§ WHAT TO PRODUCE:
Return each line holding the string "Фуркад".
*** GIVEN INFORMATION ***
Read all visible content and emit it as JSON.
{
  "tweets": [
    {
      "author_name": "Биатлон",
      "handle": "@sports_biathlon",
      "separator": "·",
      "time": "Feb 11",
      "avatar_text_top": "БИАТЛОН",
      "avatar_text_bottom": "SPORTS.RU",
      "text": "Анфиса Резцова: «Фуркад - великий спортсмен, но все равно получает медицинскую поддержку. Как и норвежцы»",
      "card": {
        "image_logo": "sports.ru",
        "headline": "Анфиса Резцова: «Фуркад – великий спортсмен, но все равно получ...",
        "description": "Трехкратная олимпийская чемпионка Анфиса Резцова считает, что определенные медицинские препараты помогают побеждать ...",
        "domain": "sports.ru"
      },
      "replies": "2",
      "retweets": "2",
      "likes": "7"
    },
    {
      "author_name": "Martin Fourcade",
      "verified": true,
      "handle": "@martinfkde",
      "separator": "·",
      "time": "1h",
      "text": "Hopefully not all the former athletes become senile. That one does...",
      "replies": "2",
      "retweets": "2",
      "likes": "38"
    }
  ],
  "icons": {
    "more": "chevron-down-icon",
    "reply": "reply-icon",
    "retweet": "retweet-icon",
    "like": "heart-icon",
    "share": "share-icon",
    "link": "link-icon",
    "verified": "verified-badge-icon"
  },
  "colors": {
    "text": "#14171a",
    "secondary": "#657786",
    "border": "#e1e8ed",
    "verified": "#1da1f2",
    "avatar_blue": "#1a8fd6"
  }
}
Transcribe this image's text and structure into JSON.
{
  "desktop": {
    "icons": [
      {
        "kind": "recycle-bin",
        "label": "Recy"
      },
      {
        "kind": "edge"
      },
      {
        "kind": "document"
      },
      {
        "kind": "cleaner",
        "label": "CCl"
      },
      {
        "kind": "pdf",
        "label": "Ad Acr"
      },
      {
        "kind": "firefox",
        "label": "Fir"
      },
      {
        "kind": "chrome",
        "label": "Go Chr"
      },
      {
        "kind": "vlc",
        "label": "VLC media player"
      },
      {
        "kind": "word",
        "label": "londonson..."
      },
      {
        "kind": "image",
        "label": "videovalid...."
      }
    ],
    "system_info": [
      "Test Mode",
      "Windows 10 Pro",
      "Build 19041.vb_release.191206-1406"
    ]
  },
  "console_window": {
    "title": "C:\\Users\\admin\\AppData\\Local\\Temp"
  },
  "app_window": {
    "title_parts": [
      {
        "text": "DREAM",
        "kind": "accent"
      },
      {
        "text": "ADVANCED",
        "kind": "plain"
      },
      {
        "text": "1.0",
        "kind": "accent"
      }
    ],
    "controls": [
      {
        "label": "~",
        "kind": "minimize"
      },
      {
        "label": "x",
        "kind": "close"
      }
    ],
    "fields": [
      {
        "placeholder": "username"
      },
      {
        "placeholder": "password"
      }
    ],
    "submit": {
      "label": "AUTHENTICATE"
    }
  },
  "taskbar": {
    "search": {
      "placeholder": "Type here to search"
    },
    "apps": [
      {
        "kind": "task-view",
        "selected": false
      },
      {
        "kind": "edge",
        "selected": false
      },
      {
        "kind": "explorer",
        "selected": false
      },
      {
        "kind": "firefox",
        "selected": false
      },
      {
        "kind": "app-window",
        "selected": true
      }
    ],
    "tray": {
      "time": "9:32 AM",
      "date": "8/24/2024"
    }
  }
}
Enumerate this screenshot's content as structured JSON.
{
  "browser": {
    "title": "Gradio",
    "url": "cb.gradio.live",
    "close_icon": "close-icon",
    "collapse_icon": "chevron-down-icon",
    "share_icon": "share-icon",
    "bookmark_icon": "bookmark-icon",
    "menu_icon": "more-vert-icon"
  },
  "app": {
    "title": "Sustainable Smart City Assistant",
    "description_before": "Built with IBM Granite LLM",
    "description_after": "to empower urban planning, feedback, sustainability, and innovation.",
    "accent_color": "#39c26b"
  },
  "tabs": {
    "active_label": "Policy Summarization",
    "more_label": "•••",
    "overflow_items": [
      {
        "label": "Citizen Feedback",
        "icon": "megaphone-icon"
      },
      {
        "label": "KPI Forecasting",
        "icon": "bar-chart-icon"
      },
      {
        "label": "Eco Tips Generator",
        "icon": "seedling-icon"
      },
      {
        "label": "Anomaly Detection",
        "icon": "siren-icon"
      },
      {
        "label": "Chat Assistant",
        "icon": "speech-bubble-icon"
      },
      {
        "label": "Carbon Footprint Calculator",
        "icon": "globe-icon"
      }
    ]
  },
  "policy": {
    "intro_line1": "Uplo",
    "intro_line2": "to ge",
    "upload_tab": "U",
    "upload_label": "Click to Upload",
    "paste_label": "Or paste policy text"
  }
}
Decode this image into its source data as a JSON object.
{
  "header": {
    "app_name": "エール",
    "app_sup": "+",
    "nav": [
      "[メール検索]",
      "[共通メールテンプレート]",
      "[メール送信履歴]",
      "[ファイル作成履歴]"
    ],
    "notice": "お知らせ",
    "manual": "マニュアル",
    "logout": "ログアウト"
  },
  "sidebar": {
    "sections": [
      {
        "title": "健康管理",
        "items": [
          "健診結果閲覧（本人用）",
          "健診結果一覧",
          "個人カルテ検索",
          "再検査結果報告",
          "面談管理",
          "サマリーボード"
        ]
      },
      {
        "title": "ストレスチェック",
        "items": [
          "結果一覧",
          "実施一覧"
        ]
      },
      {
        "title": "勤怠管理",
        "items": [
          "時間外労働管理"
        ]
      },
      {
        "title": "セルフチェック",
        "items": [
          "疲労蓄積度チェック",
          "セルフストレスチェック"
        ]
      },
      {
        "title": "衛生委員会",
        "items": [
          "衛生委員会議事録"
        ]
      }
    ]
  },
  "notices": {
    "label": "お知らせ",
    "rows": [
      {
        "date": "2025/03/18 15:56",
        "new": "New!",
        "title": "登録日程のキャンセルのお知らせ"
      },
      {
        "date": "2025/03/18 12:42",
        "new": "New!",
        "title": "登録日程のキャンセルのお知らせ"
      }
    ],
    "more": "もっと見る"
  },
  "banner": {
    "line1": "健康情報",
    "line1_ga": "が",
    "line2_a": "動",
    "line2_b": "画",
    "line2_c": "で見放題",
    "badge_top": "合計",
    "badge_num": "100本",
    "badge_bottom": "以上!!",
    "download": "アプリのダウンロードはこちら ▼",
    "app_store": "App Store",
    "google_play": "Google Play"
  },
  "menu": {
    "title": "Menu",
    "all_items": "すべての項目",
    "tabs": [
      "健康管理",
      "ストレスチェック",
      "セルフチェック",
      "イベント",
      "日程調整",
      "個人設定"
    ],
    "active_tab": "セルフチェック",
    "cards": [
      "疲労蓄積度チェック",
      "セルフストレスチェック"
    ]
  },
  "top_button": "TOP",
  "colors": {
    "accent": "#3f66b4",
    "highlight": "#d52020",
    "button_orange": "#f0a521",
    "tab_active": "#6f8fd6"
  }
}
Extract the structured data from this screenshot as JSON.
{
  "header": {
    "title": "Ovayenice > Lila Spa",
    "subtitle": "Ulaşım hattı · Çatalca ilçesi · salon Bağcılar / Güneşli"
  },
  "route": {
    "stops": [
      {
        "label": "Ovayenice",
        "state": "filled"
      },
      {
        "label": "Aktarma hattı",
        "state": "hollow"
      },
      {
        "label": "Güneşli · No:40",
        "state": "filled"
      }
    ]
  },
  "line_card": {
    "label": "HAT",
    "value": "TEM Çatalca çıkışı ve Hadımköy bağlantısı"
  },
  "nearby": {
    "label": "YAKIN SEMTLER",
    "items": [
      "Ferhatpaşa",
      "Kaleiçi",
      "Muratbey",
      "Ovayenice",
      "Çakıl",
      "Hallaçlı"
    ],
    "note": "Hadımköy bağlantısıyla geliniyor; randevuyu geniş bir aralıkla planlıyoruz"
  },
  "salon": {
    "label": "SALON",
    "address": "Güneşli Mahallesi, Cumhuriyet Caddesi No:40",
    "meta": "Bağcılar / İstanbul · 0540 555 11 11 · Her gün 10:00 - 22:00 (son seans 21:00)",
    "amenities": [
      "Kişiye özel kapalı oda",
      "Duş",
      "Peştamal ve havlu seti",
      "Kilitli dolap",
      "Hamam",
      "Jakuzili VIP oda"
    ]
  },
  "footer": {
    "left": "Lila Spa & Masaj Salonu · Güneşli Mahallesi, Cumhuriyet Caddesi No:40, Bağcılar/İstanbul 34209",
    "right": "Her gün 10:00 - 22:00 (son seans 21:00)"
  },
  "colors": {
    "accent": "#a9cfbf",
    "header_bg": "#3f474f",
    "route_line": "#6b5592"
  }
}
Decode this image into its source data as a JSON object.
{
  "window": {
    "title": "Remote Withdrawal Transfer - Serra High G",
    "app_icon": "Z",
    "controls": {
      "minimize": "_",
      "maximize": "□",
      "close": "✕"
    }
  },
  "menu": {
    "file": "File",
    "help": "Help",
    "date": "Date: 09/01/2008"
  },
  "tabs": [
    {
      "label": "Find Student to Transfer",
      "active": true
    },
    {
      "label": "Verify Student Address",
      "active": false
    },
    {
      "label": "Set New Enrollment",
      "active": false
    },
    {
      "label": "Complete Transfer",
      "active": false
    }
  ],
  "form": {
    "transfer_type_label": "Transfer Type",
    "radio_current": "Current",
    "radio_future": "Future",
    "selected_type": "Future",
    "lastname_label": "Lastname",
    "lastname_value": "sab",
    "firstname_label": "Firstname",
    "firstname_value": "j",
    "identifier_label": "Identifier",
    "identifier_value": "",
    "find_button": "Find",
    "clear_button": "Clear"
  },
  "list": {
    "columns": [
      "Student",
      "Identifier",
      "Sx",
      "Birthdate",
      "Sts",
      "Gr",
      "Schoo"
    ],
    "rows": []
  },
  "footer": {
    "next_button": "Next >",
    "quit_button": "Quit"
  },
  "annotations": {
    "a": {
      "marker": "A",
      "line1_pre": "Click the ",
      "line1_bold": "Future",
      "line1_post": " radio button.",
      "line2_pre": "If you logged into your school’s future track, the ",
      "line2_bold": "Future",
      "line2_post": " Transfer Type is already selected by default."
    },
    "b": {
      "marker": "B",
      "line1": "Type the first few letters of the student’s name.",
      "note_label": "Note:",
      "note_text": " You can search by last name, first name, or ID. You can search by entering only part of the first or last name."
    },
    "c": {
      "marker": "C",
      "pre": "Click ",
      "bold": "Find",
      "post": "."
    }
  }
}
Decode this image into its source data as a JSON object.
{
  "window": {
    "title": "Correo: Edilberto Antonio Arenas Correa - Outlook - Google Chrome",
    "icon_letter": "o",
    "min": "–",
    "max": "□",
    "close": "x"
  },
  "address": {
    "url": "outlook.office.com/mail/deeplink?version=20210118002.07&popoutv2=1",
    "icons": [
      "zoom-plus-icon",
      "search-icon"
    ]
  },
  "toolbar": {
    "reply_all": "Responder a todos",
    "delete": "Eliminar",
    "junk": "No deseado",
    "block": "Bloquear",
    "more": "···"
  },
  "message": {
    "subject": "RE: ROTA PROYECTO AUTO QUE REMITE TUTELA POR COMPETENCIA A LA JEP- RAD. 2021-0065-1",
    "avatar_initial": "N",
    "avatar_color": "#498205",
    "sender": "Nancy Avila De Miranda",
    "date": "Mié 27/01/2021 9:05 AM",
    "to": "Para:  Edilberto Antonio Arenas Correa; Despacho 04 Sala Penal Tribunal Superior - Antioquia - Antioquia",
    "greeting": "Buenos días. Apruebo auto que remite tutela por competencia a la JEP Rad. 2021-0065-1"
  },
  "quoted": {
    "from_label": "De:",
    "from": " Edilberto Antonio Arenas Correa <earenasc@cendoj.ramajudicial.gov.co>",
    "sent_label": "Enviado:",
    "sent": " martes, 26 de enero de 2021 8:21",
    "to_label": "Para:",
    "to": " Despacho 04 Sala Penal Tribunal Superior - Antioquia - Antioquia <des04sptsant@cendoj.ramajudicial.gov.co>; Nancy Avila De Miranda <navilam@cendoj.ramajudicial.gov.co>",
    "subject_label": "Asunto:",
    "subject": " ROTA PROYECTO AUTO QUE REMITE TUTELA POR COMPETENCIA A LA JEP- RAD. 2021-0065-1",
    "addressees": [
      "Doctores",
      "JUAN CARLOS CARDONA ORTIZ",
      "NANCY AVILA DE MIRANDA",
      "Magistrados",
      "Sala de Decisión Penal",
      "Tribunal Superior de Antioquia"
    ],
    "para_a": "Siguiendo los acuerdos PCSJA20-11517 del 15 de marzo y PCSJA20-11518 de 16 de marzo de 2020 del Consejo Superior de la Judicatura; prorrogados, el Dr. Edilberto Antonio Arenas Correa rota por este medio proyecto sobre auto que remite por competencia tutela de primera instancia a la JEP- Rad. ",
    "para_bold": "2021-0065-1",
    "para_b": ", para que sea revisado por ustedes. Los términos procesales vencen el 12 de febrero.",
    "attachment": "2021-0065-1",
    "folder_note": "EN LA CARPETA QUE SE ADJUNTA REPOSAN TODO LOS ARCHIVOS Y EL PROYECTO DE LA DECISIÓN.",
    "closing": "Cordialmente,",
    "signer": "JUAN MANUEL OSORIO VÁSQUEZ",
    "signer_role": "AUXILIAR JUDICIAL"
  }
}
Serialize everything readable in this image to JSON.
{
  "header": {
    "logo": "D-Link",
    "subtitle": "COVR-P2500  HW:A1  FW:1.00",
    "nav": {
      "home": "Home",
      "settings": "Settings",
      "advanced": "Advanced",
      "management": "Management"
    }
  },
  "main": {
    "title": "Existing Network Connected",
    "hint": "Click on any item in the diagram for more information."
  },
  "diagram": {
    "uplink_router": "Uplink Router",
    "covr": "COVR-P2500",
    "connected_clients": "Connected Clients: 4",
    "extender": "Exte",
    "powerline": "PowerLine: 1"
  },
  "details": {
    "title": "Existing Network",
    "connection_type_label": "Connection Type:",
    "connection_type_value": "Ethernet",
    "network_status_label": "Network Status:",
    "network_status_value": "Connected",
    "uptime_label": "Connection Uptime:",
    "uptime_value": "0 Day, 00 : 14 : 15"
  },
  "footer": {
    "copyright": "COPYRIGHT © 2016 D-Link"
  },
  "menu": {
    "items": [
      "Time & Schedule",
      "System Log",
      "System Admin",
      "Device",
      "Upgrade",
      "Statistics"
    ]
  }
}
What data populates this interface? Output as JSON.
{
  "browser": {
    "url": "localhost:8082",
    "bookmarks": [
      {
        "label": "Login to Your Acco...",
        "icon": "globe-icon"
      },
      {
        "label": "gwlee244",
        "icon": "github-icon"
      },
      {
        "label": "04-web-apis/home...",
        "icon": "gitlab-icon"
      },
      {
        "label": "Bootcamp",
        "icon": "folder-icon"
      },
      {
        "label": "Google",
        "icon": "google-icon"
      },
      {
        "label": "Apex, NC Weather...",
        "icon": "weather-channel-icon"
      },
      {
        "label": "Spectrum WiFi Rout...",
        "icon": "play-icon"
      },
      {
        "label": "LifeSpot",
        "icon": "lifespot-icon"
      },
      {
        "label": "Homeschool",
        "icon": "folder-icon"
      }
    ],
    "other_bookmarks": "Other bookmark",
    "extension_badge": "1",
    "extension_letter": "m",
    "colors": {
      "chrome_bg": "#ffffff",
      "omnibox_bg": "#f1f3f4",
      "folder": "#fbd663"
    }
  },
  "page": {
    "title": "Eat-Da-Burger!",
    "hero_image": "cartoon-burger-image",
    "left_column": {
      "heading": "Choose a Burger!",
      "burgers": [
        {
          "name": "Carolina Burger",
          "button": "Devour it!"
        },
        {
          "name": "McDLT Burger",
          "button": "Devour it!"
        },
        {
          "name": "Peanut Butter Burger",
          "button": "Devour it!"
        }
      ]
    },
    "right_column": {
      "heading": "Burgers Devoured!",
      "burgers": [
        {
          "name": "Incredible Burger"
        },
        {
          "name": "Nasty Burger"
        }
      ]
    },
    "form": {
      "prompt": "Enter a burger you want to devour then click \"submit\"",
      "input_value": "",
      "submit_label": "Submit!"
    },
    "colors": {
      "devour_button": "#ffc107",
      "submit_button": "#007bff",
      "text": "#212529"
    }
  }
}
***
§ FULL RESPONSE:
      "text": "Анфиса Резцова: «Фуркад - великий спортсмен, но все равно получает медицинскую поддержку. Как и норвежцы»",
        "headline": "Анфиса Резцова: «Фуркад – великий спортсмен, но все равно получ...",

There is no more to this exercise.